>> START GIVEN RECORDS

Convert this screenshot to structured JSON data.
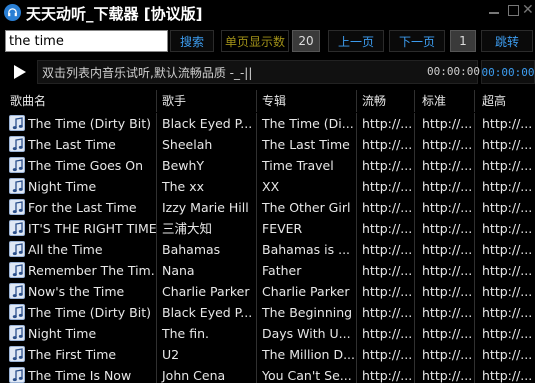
{
  "window": {
    "title": "天天动听_下载器 [协议版]",
    "close_glyph": "✕"
  },
  "toolbar": {
    "search_value": "the time",
    "search_label": "搜索",
    "per_page_label": "单页显示数",
    "per_page_value": "20",
    "prev_label": "上一页",
    "next_label": "下一页",
    "page_number": "1",
    "jump_label": "跳转"
  },
  "player": {
    "status_text": "双击列表内音乐试听,默认流畅品质  -_-||",
    "current_time": "00:00:00",
    "total_time": "00:00:00"
  },
  "table": {
    "columns": [
      "歌曲名",
      "歌手",
      "专辑",
      "流畅",
      "标准",
      "超高"
    ],
    "rows": [
      [
        "The Time (Dirty Bit)",
        "Black Eyed P...",
        "The Time (Di...",
        "http://...",
        "http://...",
        "http://..."
      ],
      [
        "The Last Time",
        "Sheelah",
        "The Last Time",
        "http://...",
        "http://...",
        "http://..."
      ],
      [
        "The Time Goes On",
        "BewhY",
        "Time Travel",
        "http://...",
        "http://...",
        "http://..."
      ],
      [
        "Night Time",
        "The xx",
        "XX",
        "http://...",
        "http://...",
        "http://..."
      ],
      [
        "For the Last Time",
        "Izzy Marie Hill",
        "The Other Girl",
        "http://...",
        "http://...",
        "http://..."
      ],
      [
        "IT'S THE RIGHT TIME",
        "三浦大知",
        "FEVER",
        "http://...",
        "http://...",
        "http://..."
      ],
      [
        "All the Time",
        "Bahamas",
        "Bahamas is ...",
        "http://...",
        "http://...",
        "http://..."
      ],
      [
        "Remember The Tim...",
        "Nana",
        "Father",
        "http://...",
        "http://...",
        "http://..."
      ],
      [
        "Now's the Time",
        "Charlie Parker",
        "Charlie Parker",
        "http://...",
        "http://...",
        "http://..."
      ],
      [
        "The Time (Dirty Bit)",
        "Black Eyed P...",
        "The Beginning",
        "http://...",
        "http://...",
        "http://..."
      ],
      [
        "Night Time",
        "The fin.",
        "Days With U...",
        "http://...",
        "http://...",
        "http://..."
      ],
      [
        "The First Time",
        "U2",
        "The Million D...",
        "http://...",
        "http://...",
        "http://..."
      ],
      [
        "The Time Is Now",
        "John Cena",
        "You Can't Se...",
        "http://...",
        "http://...",
        "http://..."
      ]
    ]
  },
  "colors": {
    "background": "#000000",
    "accent_blue": "#3d9df0",
    "label_gold": "#a09018"
  },
  "icons": {
    "app": "headphones-icon",
    "row": "music-note-icon",
    "play": "play-icon"
  }
}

>> END GIVEN RECORDS

• [WHAT IS NEEDED]: Omitting all images, print the listing exactly.

• [TASK OUTPUT]:
Convert this screenshot to structured JSON data.
{
  "window": {
    "title": "天天动听_下载器 [协议版]",
    "close_glyph": "✕"
  },
  "toolbar": {
    "search_value": "the time",
    "search_label": "搜索",
    "per_page_label": "单页显示数",
    "per_page_value": "20",
    "prev_label": "上一页",
    "next_label": "下一页",
    "page_number": "1",
    "jump_label": "跳转"
  },
  "player": {
    "status_text": "双击列表内音乐试听,默认流畅品质  -_-||",
    "current_time": "00:00:00",
    "total_time": "00:00:00"
  },
  "table": {
    "columns": [
      "歌曲名",
      "歌手",
      "专辑",
      "流畅",
      "标准",
      "超高"
    ],
    "rows": [
      [
        "The Time (Dirty Bit)",
        "Black Eyed P...",
        "The Time (Di...",
        "http://...",
        "http://...",
        "http://..."
      ],
      [
        "The Last Time",
        "Sheelah",
        "The Last Time",
        "http://...",
        "http://...",
        "http://..."
      ],
      [
        "The Time Goes On",
        "BewhY",
        "Time Travel",
        "http://...",
        "http://...",
        "http://..."
      ],
      [
        "Night Time",
        "The xx",
        "XX",
        "http://...",
        "http://...",
        "http://..."
      ],
      [
        "For the Last Time",
        "Izzy Marie Hill",
        "The Other Girl",
        "http://...",
        "http://...",
        "http://..."
      ],
      [
        "IT'S THE RIGHT TIME",
        "三浦大知",
        "FEVER",
        "http://...",
        "http://...",
        "http://..."
      ],
      [
        "All the Time",
        "Bahamas",
        "Bahamas is ...",
        "http://...",
        "http://...",
        "http://..."
      ],
      [
        "Remember The Tim...",
        "Nana",
        "Father",
        "http://...",
        "http://...",
        "http://..."
      ],
      [
        "Now's the Time",
        "Charlie Parker",
        "Charlie Parker",
        "http://...",
        "http://...",
        "http://..."
      ],
      [
        "The Time (Dirty Bit)",
        "Black Eyed P...",
        "The Beginning",
        "http://...",
        "http://...",
        "http://..."
      ],
      [
        "Night Time",
        "The fin.",
        "Days With U...",
        "http://...",
        "http://...",
        "http://..."
      ],
      [
        "The First Time",
        "U2",
        "The Million D...",
        "http://...",
        "http://...",
        "http://..."
      ],
      [
        "The Time Is Now",
        "John Cena",
        "You Can't Se...",
        "http://...",
        "http://...",
        "http://..."
      ]
    ]
  },
  "colors": {
    "background": "#000000",
    "accent_blue": "#3d9df0",
    "label_gold": "#a09018"
  },
  "icons": {
    "app": "headphones-icon",
    "row": "music-note-icon",
    "play": "play-icon"
  }
}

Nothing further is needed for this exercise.